Restate the material word for word and leave out anything that is a picture.

-------- Working data

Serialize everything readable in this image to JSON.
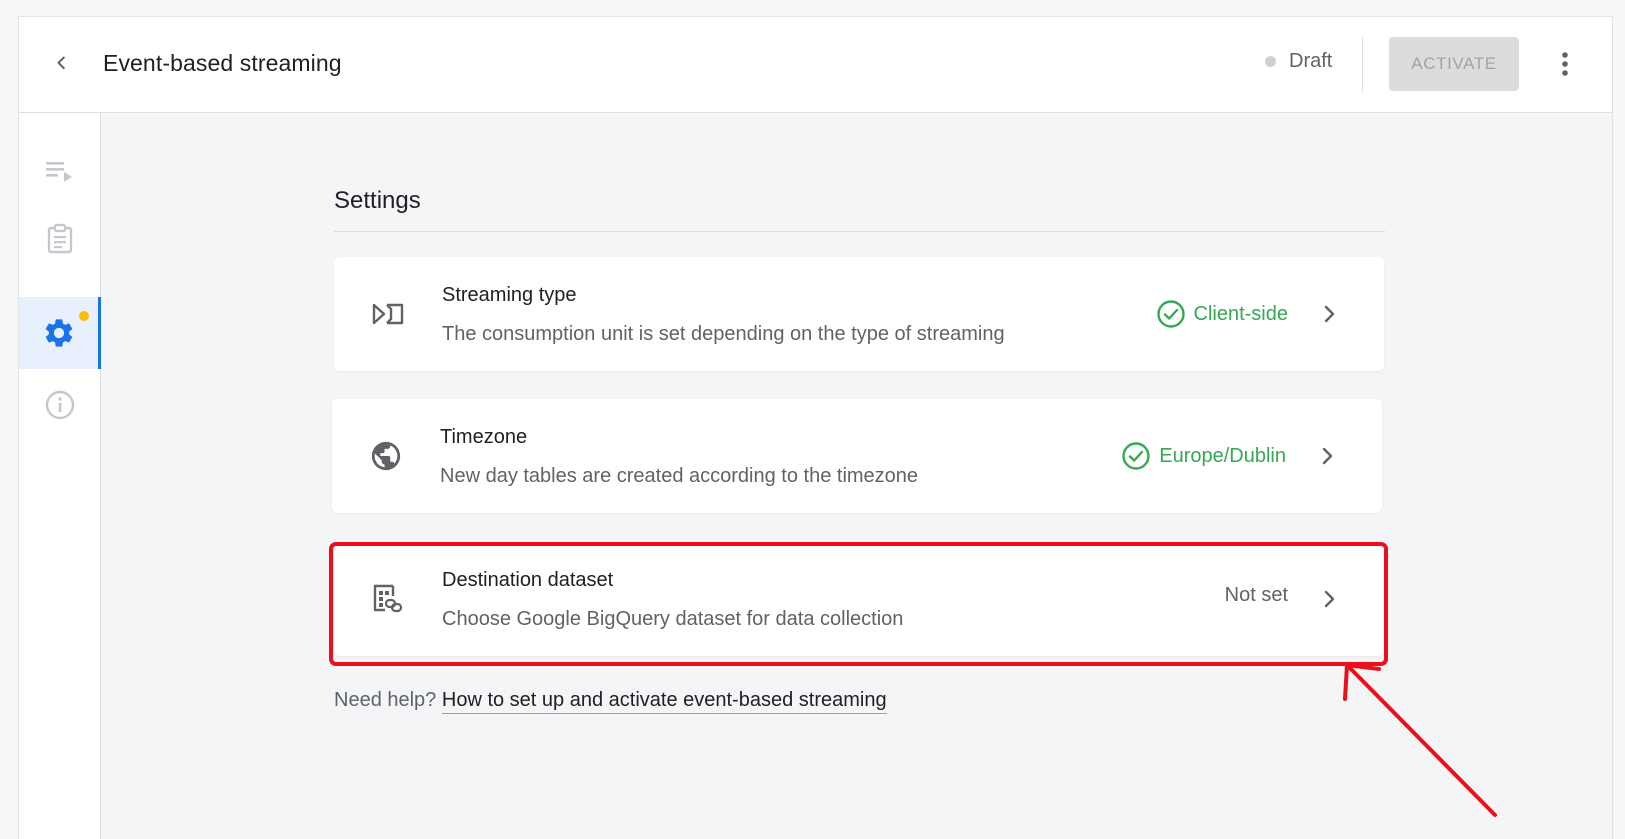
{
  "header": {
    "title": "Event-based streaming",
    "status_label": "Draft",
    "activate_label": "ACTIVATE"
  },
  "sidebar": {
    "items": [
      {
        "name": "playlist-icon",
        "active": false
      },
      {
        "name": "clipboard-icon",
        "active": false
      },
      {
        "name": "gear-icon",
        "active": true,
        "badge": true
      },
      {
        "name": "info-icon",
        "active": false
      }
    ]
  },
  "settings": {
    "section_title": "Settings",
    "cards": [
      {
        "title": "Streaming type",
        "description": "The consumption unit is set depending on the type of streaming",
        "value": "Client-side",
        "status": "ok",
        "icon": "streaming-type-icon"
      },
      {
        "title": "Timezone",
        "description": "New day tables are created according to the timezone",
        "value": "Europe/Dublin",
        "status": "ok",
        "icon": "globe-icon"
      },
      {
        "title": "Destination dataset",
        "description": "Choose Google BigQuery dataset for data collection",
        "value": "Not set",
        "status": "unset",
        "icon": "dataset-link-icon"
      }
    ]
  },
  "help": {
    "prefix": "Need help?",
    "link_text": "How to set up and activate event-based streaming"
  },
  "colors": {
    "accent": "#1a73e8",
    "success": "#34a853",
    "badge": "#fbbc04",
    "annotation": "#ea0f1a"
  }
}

----------------

#### Task response
Serialize everything readable in this image to JSON.
{
  "header": {
    "title": "Event-based streaming",
    "status_label": "Draft",
    "activate_label": "ACTIVATE"
  },
  "sidebar": {
    "items": [
      {
        "name": "playlist-icon",
        "active": false
      },
      {
        "name": "clipboard-icon",
        "active": false
      },
      {
        "name": "gear-icon",
        "active": true,
        "badge": true
      },
      {
        "name": "info-icon",
        "active": false
      }
    ]
  },
  "settings": {
    "section_title": "Settings",
    "cards": [
      {
        "title": "Streaming type",
        "description": "The consumption unit is set depending on the type of streaming",
        "value": "Client-side",
        "status": "ok",
        "icon": "streaming-type-icon"
      },
      {
        "title": "Timezone",
        "description": "New day tables are created according to the timezone",
        "value": "Europe/Dublin",
        "status": "ok",
        "icon": "globe-icon"
      },
      {
        "title": "Destination dataset",
        "description": "Choose Google BigQuery dataset for data collection",
        "value": "Not set",
        "status": "unset",
        "icon": "dataset-link-icon"
      }
    ]
  },
  "help": {
    "prefix": "Need help?",
    "link_text": "How to set up and activate event-based streaming"
  },
  "colors": {
    "accent": "#1a73e8",
    "success": "#34a853",
    "badge": "#fbbc04",
    "annotation": "#ea0f1a"
  }
}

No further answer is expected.